● **EXERCISE**
Count the lines in the data below that contain the string "drop", and reply with that number only.

● **GIVEN DATA**
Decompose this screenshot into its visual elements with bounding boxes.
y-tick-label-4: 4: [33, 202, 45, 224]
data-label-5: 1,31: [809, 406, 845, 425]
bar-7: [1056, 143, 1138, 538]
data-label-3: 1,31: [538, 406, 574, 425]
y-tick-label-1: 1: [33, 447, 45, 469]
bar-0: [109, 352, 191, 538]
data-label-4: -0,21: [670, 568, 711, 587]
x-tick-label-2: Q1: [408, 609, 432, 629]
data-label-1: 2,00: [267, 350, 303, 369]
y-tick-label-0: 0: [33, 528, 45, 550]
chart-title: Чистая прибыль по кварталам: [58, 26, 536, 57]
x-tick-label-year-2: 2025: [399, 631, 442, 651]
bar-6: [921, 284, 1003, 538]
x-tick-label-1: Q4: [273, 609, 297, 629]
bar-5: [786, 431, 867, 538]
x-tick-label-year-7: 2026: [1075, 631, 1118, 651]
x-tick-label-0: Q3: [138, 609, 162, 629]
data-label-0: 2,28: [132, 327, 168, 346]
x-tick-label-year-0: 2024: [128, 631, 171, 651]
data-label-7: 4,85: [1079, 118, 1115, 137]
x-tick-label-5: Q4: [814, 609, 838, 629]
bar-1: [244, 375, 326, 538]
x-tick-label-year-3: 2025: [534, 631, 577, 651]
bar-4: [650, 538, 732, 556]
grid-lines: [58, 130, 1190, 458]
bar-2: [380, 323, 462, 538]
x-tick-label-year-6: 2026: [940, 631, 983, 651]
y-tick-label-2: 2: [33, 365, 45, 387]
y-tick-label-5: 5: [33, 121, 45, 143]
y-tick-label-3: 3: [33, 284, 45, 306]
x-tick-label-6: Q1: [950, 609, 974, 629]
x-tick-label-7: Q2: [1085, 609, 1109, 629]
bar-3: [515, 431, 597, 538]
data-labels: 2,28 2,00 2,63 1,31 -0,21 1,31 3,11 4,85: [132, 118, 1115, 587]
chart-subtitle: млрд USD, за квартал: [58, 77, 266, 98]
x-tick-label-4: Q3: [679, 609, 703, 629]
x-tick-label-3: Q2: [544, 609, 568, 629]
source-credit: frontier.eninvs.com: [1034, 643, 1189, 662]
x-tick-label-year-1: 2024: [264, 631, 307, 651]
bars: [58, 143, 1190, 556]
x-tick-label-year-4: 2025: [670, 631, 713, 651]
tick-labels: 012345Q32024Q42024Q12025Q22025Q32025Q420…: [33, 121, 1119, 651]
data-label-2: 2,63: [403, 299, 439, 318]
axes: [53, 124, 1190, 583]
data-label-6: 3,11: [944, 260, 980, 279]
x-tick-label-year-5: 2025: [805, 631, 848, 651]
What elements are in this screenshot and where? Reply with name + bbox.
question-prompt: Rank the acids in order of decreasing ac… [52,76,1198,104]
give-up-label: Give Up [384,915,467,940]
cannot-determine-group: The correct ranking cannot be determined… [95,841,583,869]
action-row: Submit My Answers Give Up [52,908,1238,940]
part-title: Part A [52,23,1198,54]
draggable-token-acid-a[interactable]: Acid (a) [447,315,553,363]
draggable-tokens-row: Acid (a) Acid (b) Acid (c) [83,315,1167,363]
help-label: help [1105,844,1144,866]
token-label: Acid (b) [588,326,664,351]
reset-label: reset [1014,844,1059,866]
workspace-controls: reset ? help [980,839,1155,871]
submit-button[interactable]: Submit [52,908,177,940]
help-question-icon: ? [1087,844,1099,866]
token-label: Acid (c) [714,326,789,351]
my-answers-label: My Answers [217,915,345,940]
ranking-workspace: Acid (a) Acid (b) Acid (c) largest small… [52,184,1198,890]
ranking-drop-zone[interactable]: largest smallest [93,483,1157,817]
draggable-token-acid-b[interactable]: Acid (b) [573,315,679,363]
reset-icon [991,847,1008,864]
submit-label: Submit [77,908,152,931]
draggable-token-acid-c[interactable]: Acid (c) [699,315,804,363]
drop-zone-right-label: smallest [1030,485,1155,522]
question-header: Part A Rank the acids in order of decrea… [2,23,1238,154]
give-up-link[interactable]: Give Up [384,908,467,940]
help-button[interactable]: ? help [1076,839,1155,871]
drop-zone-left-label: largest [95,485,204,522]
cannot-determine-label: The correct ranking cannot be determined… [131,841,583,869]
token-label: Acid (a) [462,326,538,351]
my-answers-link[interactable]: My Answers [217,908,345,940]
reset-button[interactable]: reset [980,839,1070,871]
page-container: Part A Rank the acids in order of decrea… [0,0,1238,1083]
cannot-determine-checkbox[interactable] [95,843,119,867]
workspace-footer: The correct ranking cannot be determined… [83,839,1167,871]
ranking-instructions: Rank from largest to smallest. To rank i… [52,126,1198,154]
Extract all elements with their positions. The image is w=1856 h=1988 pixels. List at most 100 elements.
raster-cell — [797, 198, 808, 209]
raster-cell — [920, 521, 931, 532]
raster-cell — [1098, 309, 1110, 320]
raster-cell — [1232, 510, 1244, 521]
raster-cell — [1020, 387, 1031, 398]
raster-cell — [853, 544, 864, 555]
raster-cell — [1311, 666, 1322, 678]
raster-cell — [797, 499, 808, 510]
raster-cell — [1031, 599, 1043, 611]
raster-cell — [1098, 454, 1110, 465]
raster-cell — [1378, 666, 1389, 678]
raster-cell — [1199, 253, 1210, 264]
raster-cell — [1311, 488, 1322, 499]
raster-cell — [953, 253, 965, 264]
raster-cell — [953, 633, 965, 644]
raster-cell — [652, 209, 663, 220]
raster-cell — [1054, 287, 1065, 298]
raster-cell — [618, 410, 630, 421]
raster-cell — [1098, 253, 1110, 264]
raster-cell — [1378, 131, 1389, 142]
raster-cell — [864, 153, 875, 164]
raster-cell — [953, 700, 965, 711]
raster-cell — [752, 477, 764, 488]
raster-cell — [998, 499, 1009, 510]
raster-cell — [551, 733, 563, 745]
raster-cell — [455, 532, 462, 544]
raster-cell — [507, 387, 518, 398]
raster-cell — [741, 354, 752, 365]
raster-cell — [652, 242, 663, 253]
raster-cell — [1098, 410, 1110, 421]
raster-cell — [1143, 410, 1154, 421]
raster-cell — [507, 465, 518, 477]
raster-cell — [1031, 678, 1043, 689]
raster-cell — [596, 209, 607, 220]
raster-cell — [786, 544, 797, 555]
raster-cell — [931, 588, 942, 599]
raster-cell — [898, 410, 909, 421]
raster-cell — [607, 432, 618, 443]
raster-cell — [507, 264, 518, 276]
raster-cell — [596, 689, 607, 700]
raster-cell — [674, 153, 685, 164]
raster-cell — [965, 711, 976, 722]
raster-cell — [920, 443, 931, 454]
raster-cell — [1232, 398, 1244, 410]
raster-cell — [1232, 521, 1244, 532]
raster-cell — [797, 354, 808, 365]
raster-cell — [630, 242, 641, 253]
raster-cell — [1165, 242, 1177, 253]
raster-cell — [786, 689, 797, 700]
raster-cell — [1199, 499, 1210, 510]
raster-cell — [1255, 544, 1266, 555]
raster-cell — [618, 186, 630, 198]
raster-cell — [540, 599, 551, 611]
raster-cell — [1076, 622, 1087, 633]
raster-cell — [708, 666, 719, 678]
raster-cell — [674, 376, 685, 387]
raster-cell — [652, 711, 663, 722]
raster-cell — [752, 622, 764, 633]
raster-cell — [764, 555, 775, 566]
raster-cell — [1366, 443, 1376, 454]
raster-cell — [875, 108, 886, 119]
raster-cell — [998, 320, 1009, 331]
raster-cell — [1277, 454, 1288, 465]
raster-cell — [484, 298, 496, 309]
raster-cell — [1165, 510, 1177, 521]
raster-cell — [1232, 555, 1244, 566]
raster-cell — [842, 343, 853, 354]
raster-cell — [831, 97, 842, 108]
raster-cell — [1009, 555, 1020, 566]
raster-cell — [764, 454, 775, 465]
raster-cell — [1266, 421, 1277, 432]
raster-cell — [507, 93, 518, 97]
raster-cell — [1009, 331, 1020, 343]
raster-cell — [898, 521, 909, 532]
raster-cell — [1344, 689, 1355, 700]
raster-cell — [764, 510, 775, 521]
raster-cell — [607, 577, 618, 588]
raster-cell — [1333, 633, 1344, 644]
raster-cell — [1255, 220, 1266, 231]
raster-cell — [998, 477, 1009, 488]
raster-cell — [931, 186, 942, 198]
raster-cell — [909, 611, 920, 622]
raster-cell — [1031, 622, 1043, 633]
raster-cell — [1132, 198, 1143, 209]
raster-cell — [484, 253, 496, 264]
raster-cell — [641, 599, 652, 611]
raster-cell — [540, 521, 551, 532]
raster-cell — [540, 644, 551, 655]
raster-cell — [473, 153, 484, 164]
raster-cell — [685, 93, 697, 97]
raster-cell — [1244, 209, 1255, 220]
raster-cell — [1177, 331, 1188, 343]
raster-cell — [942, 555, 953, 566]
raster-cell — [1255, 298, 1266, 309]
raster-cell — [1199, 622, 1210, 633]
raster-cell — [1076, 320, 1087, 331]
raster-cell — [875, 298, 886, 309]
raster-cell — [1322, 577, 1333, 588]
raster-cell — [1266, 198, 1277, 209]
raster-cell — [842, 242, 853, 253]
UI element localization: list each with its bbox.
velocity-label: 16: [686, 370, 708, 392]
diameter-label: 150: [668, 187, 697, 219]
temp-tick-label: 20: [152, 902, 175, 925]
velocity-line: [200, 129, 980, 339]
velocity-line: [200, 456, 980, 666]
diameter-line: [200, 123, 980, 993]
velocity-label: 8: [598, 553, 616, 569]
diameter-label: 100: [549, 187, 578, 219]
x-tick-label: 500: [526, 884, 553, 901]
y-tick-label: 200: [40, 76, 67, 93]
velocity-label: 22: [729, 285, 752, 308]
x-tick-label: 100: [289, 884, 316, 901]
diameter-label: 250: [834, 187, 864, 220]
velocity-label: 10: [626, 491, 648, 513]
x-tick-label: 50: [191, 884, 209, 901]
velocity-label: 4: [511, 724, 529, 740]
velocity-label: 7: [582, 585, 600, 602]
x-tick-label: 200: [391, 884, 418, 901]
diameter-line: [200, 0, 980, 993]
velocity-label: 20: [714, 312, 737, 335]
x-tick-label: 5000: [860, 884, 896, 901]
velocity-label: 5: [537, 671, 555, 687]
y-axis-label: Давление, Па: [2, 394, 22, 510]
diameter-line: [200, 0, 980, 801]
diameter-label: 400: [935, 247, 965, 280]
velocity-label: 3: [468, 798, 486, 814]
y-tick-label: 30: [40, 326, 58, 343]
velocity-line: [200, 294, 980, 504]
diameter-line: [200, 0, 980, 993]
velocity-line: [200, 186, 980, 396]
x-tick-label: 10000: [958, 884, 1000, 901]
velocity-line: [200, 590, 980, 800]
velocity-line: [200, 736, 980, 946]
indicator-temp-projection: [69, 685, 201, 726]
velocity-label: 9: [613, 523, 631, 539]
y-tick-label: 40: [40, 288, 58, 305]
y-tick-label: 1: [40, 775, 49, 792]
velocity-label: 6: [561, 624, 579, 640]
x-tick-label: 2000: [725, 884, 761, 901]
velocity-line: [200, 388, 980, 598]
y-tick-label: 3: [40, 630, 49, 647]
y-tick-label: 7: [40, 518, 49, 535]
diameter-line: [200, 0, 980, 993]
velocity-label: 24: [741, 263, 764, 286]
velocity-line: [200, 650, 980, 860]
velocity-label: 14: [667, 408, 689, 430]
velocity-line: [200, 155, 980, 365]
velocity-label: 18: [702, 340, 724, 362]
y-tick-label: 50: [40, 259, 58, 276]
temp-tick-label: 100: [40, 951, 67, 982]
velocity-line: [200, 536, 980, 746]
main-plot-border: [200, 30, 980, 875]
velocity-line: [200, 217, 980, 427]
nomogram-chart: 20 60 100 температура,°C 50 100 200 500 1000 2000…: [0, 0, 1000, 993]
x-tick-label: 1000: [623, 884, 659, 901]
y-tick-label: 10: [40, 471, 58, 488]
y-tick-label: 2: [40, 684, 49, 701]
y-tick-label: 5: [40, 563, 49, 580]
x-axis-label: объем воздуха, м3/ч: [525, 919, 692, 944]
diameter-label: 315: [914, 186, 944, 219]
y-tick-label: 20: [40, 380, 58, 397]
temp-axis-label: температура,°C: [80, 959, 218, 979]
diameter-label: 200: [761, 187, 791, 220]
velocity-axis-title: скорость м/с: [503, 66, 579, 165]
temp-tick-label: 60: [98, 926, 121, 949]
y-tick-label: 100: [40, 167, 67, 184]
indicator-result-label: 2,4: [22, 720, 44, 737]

● **REPLY**
3